** START DATA SUPPLIED **

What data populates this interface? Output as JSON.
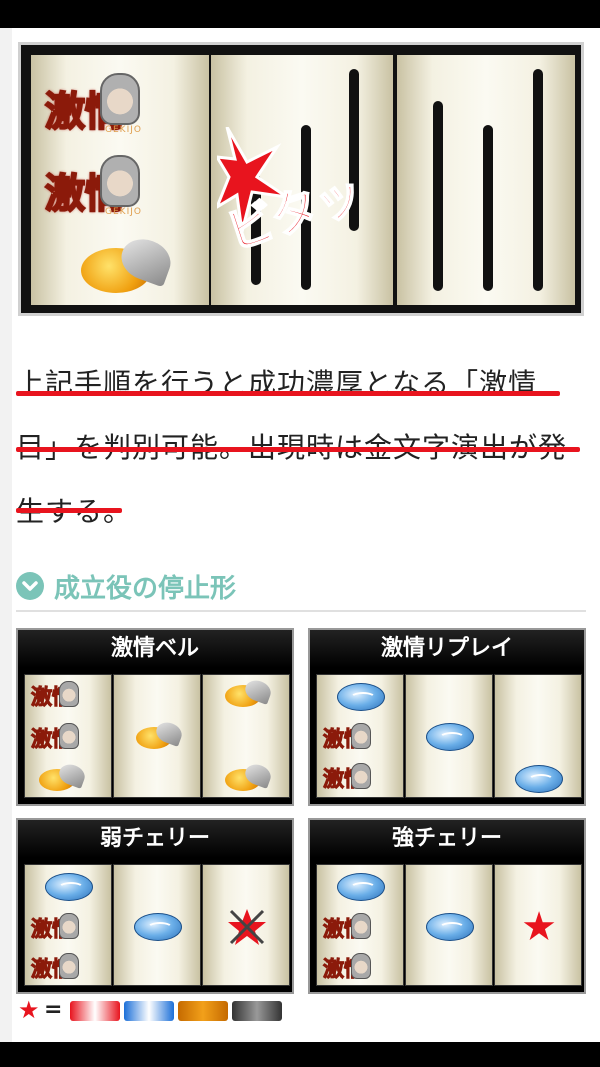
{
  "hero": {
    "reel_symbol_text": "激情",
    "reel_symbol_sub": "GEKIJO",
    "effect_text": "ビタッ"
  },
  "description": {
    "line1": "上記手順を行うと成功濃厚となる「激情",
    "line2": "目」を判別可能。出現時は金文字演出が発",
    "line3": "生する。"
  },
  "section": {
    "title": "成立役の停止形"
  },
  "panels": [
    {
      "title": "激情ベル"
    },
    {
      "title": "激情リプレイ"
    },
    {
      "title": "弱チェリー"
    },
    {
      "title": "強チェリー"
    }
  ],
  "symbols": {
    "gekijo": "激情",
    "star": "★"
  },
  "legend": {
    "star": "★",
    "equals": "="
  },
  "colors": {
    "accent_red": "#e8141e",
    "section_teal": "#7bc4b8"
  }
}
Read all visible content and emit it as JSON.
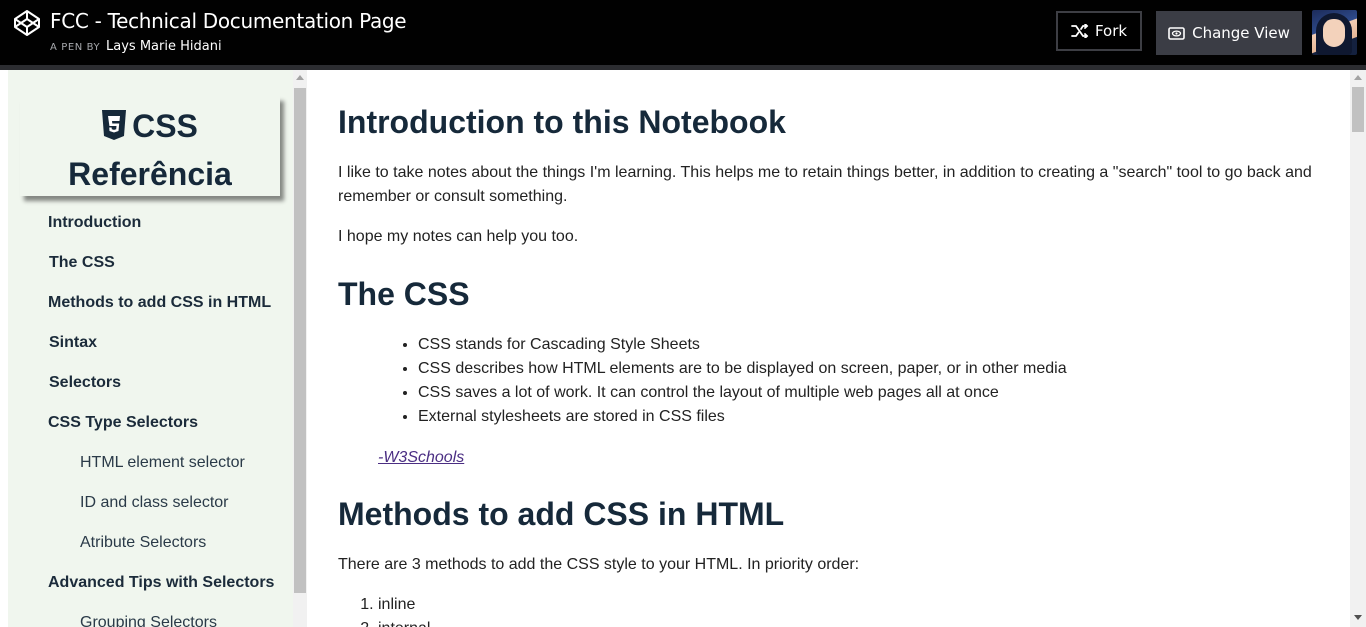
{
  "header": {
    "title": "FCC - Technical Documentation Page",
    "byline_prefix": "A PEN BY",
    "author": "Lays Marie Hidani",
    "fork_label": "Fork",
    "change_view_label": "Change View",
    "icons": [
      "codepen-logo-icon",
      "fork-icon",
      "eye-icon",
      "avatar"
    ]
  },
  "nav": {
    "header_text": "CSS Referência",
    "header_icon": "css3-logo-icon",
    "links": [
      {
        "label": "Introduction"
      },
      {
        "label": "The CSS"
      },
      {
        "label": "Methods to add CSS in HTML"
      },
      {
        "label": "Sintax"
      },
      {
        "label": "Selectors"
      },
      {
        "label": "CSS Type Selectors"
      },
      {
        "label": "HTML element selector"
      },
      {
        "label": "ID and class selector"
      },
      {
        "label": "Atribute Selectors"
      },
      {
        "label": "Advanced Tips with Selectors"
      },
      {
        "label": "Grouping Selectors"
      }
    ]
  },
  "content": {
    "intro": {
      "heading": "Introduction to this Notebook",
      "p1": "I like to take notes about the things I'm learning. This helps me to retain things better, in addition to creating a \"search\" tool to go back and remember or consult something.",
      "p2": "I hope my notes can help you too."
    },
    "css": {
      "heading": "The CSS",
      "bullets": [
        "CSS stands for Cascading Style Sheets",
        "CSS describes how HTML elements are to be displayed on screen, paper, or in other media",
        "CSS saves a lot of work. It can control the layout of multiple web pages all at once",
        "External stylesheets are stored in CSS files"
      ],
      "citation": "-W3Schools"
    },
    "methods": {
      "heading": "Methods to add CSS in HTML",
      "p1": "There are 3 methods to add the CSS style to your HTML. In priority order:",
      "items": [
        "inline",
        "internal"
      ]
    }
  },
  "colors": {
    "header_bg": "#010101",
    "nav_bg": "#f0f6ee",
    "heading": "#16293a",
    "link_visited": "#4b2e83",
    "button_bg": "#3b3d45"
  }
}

** END DATA SUPPLIED **

• _DO THIS_:
Search the records for the word "notes", then list every line that has it.

• _TASK SOLUTION_:
      "p1": "I like to take notes about the things I'm learning. This helps me to retain things better, in addition to creating a \"search\" tool to go back and remember or consult something.",
      "p2": "I hope my notes can help you too."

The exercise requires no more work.